§ What is required
Among the entries that follow, some lines contain the word "CpcG". Show all of them.

§ Material for this exercise
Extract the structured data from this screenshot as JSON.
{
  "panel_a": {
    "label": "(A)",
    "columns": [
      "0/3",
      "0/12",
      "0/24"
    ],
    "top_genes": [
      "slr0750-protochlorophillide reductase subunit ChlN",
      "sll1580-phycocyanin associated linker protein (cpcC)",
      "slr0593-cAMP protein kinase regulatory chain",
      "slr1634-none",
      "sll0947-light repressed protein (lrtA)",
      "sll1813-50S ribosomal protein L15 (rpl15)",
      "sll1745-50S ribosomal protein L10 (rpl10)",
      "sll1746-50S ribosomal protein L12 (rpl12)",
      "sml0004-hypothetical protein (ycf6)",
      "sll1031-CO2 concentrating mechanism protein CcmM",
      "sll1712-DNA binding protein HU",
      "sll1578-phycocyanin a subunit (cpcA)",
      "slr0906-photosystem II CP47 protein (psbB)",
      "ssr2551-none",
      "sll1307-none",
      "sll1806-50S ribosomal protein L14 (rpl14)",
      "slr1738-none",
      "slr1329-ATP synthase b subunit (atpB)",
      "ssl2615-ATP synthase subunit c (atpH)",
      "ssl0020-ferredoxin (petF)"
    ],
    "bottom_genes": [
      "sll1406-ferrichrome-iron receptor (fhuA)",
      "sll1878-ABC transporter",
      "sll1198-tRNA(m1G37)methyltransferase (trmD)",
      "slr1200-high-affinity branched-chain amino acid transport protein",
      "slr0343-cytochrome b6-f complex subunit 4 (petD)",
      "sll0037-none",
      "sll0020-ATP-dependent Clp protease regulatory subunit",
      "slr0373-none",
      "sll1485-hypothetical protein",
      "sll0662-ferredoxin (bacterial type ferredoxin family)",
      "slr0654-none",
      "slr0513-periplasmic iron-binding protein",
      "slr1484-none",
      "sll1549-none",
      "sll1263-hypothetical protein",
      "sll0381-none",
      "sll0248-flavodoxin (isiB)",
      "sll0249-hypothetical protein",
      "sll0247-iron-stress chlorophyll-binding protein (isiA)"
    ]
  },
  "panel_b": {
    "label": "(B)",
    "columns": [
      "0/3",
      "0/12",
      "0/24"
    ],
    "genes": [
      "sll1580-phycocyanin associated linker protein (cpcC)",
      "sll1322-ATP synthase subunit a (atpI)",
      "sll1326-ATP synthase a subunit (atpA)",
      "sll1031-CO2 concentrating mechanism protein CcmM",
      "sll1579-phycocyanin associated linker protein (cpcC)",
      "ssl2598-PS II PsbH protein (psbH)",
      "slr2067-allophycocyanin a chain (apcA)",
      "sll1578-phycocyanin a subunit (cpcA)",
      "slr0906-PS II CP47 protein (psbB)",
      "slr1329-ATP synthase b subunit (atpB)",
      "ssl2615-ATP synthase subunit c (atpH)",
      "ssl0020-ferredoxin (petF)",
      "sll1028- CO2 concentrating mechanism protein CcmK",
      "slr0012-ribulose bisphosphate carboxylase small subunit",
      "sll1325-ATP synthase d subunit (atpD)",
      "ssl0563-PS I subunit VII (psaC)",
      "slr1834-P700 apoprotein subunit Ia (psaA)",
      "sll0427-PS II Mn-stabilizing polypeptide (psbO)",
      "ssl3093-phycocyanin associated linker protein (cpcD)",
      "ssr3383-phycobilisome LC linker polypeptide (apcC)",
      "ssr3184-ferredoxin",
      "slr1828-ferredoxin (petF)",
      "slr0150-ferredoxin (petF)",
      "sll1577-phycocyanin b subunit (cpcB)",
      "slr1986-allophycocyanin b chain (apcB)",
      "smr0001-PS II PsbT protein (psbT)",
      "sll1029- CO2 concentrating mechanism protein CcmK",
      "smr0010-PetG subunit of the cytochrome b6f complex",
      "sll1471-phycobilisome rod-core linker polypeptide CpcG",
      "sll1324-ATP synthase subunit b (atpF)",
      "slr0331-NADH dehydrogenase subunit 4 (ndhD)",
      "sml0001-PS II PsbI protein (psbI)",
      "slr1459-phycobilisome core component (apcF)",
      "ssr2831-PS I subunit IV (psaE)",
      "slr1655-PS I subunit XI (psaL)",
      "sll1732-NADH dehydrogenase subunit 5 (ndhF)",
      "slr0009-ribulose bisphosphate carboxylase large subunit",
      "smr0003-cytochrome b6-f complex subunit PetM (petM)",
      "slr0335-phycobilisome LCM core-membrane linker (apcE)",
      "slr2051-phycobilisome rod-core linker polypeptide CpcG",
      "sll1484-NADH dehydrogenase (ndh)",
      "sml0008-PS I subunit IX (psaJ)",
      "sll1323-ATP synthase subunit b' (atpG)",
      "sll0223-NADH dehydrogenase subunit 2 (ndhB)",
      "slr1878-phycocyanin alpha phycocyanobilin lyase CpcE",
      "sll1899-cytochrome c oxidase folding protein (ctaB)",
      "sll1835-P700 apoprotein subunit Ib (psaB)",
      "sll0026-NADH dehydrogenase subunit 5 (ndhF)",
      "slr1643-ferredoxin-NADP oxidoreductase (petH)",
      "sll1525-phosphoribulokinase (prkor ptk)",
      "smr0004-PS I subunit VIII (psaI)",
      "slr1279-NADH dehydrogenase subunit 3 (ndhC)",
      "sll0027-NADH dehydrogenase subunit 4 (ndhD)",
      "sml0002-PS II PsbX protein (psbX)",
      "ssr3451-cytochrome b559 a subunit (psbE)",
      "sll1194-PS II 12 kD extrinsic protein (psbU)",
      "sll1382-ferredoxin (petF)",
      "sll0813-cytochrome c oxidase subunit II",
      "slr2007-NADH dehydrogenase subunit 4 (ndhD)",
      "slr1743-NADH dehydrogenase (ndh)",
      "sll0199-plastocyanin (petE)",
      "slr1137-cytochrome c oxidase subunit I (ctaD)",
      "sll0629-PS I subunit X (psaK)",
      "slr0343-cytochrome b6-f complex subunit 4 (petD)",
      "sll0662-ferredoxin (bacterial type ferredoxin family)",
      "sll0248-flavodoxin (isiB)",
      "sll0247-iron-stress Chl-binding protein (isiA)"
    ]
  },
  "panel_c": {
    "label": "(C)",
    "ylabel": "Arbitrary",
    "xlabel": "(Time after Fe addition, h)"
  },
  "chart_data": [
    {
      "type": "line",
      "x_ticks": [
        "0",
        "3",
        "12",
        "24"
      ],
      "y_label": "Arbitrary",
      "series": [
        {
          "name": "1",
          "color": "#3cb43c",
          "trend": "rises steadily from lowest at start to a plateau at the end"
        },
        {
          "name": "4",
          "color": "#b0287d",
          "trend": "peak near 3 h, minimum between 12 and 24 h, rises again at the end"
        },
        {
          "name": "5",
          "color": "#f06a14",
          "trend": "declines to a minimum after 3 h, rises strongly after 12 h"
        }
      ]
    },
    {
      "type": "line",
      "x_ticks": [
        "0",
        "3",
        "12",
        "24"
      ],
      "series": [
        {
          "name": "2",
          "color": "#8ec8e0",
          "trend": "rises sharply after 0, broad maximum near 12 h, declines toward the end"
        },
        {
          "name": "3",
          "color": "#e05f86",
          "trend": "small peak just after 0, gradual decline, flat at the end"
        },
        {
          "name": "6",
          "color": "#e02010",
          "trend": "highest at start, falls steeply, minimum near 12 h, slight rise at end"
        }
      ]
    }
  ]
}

§ Solution to the problem
      "sll1471-phycobilisome rod-core linker polypeptide CpcG",
      "slr2051-phycobilisome rod-core linker polypeptide CpcG",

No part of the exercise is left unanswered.